> **Exercise**: Each line below that includes the word "amino" is to be reported.

> **Data shown**:
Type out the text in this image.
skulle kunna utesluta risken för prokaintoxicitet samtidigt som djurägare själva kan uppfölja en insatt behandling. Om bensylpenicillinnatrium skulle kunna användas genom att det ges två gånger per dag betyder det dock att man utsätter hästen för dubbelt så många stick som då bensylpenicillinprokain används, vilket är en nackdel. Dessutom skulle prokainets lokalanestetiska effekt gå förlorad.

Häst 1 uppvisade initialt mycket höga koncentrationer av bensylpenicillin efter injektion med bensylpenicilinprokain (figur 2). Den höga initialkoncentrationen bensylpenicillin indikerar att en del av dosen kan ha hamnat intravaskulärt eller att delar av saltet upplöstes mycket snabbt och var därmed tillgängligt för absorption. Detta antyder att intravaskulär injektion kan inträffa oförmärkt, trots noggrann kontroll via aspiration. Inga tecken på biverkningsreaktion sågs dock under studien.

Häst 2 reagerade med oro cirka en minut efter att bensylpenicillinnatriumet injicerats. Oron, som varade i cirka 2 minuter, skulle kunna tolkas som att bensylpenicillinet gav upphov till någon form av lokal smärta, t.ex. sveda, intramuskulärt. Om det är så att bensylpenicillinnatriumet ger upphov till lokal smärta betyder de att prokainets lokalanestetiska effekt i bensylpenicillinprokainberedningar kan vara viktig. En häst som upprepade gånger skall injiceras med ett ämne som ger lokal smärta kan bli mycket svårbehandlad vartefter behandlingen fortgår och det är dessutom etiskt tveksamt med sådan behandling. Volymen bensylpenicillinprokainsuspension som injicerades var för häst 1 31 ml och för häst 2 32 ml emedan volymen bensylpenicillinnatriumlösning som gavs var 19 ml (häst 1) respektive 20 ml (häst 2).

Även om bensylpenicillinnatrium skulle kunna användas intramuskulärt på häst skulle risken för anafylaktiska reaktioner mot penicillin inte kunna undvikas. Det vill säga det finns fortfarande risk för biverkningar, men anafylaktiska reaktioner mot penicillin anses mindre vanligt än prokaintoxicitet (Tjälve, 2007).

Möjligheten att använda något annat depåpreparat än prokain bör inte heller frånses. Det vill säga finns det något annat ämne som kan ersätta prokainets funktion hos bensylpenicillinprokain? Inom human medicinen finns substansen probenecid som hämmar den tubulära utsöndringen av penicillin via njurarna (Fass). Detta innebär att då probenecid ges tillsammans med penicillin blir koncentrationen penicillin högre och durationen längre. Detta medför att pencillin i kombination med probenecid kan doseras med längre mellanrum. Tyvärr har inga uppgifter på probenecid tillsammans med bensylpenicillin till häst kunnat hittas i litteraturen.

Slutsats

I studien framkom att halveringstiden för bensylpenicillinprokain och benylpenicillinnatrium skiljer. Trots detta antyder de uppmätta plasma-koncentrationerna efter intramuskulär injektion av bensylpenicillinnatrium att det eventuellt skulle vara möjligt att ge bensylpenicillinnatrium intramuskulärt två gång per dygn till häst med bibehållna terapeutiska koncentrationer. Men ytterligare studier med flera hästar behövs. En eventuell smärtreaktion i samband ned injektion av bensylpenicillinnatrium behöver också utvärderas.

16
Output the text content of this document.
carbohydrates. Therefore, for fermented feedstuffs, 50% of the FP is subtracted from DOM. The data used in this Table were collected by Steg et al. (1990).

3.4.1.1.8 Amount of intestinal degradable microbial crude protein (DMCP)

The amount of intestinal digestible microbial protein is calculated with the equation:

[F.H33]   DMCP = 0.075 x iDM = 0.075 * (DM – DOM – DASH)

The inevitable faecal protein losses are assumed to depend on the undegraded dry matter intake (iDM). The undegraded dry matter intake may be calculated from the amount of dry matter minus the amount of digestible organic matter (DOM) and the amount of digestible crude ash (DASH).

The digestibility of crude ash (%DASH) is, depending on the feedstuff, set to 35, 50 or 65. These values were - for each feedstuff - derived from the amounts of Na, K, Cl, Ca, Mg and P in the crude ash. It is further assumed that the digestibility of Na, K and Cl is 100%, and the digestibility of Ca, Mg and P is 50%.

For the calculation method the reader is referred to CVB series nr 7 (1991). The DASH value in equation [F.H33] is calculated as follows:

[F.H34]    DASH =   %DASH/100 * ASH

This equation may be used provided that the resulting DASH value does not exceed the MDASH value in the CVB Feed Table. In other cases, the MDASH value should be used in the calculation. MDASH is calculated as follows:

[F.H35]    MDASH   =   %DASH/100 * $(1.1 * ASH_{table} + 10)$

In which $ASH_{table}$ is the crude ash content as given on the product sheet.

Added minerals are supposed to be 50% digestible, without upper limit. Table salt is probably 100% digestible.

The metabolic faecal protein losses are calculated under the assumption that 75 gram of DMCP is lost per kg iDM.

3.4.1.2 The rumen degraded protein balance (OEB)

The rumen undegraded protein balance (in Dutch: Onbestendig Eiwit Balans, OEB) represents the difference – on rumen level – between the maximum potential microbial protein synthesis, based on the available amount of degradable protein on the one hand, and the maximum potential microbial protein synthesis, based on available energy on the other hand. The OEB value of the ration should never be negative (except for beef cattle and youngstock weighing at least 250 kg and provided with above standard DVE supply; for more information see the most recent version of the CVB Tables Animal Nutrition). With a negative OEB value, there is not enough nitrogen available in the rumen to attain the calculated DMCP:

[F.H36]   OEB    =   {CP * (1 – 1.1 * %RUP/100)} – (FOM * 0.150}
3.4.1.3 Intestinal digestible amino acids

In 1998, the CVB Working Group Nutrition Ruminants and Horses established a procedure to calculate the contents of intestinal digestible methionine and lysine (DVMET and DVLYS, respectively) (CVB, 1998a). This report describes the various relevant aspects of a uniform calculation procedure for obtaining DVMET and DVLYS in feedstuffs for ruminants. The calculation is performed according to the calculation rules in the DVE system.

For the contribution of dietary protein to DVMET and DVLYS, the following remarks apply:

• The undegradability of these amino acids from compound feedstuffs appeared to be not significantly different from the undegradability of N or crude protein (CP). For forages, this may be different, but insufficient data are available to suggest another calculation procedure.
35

> **Response to this exercise**:
3.4.1.3 Intestinal digestible amino acids
• The undegradability of these amino acids from compound feedstuffs appeared to be not significantly different from the undegradability of N or crude protein (CP). For forages, this may be different, but insufficient data are available to suggest another calculation procedure.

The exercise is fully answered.